* _Work required_
Locate each line of the material that contains "Eltern", then return it.
--------
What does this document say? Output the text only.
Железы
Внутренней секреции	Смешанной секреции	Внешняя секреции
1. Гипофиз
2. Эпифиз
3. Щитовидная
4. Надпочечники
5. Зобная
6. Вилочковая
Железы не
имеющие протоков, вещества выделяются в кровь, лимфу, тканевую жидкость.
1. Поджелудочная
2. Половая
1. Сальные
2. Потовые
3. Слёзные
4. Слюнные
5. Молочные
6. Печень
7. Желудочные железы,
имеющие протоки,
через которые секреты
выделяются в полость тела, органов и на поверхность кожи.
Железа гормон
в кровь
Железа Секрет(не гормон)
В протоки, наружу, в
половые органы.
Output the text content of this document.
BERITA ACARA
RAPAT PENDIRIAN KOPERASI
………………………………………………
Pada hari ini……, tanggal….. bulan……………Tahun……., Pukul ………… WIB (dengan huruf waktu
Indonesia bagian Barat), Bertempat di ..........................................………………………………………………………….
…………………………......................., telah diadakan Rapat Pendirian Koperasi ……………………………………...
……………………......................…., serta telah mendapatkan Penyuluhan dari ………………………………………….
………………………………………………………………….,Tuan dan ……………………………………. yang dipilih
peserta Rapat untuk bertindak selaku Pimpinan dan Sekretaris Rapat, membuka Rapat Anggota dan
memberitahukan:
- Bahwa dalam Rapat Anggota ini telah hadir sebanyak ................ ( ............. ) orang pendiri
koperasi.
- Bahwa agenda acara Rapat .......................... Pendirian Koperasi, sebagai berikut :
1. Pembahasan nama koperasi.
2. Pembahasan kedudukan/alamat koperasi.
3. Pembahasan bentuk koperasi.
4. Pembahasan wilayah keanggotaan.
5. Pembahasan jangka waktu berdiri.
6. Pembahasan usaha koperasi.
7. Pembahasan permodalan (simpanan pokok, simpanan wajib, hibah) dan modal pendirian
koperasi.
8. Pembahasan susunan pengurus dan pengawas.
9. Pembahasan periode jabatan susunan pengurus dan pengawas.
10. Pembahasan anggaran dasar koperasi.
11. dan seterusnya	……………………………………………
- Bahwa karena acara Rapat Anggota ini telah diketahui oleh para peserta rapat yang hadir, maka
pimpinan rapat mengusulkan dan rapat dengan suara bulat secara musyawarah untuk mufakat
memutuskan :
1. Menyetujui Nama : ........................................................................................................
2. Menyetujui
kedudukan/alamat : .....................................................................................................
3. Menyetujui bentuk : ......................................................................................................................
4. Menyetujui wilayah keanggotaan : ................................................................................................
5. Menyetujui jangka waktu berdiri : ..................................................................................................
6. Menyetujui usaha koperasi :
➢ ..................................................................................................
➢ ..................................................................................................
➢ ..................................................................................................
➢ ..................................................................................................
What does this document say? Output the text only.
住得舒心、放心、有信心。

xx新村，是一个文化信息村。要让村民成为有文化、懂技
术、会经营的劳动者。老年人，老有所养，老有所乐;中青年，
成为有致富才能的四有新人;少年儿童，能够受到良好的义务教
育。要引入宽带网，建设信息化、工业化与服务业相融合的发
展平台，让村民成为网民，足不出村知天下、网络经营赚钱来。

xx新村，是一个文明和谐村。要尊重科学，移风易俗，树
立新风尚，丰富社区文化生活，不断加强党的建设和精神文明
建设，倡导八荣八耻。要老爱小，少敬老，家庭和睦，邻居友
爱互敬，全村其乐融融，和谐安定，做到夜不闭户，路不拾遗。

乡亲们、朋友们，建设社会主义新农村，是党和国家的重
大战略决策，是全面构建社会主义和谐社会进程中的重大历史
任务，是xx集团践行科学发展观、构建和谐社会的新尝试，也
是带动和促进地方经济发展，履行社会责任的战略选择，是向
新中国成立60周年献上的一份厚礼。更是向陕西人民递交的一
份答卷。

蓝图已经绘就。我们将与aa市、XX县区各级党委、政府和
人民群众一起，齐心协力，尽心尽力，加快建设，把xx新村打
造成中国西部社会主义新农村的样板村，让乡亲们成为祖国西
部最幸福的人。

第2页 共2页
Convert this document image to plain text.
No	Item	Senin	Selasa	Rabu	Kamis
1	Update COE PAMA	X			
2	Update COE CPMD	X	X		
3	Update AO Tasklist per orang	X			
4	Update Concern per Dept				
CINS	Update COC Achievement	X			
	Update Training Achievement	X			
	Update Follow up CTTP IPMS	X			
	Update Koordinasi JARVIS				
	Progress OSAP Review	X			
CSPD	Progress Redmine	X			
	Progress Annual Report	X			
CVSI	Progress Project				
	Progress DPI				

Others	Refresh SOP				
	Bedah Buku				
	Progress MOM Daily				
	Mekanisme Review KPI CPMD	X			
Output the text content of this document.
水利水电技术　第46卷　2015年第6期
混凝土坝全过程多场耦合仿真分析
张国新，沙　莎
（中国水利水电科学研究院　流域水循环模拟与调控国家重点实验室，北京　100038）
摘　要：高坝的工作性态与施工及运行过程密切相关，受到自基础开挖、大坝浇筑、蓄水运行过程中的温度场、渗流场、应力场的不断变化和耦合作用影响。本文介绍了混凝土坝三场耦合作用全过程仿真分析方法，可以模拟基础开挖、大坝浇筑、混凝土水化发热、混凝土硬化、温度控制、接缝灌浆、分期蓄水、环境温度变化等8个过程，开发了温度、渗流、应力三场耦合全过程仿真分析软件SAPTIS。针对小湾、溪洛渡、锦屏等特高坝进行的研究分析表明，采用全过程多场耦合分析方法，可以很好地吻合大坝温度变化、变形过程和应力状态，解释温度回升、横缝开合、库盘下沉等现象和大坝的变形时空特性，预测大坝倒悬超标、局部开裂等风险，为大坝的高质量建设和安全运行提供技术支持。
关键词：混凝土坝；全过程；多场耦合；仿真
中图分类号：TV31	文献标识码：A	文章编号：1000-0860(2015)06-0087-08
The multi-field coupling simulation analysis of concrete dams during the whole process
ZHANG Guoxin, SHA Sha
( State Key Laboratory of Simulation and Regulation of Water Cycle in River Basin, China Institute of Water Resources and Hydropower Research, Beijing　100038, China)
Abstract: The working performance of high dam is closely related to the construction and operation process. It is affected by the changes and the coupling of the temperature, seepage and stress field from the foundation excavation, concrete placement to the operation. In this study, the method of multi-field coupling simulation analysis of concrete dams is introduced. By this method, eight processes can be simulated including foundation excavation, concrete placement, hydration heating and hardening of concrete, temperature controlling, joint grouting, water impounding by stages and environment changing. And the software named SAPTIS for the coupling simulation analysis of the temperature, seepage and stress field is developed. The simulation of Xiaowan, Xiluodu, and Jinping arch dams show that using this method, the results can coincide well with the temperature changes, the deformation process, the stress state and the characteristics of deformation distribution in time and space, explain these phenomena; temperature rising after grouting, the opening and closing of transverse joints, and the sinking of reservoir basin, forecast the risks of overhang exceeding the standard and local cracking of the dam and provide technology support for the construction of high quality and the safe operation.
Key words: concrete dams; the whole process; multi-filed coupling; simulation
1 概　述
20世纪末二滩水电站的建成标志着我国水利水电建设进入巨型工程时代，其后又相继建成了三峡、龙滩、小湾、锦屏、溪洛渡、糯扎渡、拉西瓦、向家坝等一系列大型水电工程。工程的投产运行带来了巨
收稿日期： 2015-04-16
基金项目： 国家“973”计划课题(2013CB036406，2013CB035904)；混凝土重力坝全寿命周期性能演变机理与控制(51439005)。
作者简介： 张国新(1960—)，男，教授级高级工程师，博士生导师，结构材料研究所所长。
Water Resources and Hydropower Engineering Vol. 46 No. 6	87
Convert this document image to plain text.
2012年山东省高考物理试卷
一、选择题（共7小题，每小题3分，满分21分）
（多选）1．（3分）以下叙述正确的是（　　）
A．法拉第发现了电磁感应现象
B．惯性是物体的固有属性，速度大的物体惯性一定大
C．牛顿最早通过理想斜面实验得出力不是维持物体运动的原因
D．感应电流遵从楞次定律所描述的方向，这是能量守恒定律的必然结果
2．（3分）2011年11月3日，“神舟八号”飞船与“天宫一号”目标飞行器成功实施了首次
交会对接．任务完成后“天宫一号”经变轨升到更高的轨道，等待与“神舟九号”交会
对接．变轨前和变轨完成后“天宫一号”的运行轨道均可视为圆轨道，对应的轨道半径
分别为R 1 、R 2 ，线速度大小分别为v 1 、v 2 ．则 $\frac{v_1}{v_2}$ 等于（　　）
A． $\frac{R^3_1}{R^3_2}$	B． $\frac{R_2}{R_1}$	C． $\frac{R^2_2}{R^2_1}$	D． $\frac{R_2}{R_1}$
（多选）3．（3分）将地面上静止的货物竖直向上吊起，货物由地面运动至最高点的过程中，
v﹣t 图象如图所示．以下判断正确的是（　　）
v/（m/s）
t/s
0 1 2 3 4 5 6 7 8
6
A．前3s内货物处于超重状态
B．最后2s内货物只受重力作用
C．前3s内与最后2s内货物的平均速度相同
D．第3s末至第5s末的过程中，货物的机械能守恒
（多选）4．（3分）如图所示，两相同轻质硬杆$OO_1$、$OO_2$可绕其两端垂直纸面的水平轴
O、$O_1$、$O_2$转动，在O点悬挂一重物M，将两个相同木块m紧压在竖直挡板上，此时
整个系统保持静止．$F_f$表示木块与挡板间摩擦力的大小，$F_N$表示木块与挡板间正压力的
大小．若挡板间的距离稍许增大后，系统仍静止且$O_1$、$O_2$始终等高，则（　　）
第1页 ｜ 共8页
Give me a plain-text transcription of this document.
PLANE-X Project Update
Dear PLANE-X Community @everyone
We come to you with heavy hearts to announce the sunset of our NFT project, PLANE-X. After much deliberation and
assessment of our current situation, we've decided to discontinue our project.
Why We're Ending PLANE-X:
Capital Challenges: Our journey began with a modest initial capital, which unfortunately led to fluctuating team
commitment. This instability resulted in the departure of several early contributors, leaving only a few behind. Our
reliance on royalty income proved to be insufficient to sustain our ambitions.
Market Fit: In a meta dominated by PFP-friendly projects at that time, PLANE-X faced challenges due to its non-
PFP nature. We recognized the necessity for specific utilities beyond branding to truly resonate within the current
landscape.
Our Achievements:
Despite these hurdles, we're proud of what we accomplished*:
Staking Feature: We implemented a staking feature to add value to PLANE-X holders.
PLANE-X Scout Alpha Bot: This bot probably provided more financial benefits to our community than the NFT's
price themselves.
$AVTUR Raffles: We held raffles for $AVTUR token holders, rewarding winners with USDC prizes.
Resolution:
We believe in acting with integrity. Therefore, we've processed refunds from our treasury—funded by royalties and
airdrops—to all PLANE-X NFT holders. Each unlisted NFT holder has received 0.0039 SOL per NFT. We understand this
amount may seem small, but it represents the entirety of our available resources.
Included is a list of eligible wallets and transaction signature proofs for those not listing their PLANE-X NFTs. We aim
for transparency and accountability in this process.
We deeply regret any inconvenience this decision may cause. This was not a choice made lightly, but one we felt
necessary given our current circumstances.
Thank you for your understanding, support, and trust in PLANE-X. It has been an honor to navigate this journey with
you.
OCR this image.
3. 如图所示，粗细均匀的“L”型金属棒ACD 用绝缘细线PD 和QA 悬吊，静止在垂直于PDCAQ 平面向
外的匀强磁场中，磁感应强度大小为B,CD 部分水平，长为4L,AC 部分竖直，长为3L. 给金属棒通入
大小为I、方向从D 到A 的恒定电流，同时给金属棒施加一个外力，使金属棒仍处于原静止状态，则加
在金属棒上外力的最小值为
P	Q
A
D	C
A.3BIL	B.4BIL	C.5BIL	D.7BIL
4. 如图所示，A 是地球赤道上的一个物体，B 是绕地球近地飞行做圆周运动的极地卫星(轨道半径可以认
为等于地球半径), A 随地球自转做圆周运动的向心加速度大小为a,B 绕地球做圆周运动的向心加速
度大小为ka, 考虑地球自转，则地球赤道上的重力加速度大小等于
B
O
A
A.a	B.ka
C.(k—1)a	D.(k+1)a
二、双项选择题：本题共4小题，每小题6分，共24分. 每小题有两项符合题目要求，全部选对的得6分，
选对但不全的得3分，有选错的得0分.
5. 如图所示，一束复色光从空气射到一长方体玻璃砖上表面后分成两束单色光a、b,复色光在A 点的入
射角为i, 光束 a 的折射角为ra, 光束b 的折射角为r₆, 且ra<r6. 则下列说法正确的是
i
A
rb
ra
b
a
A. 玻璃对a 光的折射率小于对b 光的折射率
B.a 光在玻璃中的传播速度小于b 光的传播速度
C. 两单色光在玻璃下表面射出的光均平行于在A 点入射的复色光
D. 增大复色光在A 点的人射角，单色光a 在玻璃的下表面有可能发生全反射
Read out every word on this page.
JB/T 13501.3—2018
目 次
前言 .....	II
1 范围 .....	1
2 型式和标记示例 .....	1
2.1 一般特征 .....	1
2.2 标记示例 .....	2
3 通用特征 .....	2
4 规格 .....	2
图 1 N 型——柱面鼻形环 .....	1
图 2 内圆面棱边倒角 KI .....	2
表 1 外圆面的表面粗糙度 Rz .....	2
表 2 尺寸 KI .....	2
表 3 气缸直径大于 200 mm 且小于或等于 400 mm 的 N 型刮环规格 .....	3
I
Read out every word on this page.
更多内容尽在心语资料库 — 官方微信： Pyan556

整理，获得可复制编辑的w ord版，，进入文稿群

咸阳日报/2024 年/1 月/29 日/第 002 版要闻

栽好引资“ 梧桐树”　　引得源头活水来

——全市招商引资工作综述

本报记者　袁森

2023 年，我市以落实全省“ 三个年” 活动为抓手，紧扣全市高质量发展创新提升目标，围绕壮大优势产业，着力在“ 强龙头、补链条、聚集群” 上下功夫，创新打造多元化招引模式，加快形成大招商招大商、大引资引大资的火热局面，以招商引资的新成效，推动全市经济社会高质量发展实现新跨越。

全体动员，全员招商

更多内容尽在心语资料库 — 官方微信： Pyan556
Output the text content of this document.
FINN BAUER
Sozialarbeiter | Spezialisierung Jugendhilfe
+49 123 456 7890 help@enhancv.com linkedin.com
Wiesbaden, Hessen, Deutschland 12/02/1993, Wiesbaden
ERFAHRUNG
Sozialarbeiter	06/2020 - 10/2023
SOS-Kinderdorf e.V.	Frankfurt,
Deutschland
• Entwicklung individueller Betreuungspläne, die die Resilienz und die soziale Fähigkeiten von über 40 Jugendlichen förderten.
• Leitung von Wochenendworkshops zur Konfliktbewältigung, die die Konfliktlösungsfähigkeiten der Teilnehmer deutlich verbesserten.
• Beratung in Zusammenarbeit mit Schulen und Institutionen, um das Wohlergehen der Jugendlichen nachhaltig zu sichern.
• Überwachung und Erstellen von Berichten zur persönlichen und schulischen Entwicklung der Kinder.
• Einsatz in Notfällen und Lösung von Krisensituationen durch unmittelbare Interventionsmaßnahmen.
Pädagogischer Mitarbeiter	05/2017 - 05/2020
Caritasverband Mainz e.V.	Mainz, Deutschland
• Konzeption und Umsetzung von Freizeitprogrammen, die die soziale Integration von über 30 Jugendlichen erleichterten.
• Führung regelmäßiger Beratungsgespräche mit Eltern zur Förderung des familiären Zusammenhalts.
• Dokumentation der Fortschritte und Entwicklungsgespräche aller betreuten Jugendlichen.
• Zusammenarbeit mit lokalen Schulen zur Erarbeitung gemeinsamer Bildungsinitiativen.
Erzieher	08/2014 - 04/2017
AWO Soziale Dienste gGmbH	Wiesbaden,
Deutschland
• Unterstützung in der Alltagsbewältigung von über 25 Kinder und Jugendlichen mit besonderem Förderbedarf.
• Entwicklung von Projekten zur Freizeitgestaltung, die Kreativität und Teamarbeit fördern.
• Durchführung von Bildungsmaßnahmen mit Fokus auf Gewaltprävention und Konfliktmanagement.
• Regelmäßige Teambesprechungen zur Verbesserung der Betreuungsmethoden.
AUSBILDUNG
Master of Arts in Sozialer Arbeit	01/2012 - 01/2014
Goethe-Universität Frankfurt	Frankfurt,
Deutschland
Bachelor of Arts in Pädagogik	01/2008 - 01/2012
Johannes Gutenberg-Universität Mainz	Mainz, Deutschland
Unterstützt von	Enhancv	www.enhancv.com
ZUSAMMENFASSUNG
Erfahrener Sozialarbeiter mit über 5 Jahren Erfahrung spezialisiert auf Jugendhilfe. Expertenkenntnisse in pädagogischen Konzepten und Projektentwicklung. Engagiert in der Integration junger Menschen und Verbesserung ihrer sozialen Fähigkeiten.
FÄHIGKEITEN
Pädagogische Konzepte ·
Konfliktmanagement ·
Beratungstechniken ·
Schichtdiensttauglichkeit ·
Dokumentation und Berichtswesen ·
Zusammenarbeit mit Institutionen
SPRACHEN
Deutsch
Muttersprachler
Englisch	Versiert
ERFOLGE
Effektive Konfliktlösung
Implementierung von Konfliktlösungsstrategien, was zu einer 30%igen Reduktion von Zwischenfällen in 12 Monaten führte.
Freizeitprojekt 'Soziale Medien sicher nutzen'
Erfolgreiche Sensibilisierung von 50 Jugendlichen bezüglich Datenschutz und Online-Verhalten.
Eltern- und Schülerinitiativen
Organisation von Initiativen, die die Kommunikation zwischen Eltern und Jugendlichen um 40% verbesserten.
--------
* _Full answer_
• Führung regelmäßiger Beratungsgespräche mit Eltern zur Förderung des familiären Zusammenhalts.
Eltern- und Schülerinitiativen
Organisation von Initiativen, die die Kommunikation zwischen Eltern und Jugendlichen um 40% verbesserten.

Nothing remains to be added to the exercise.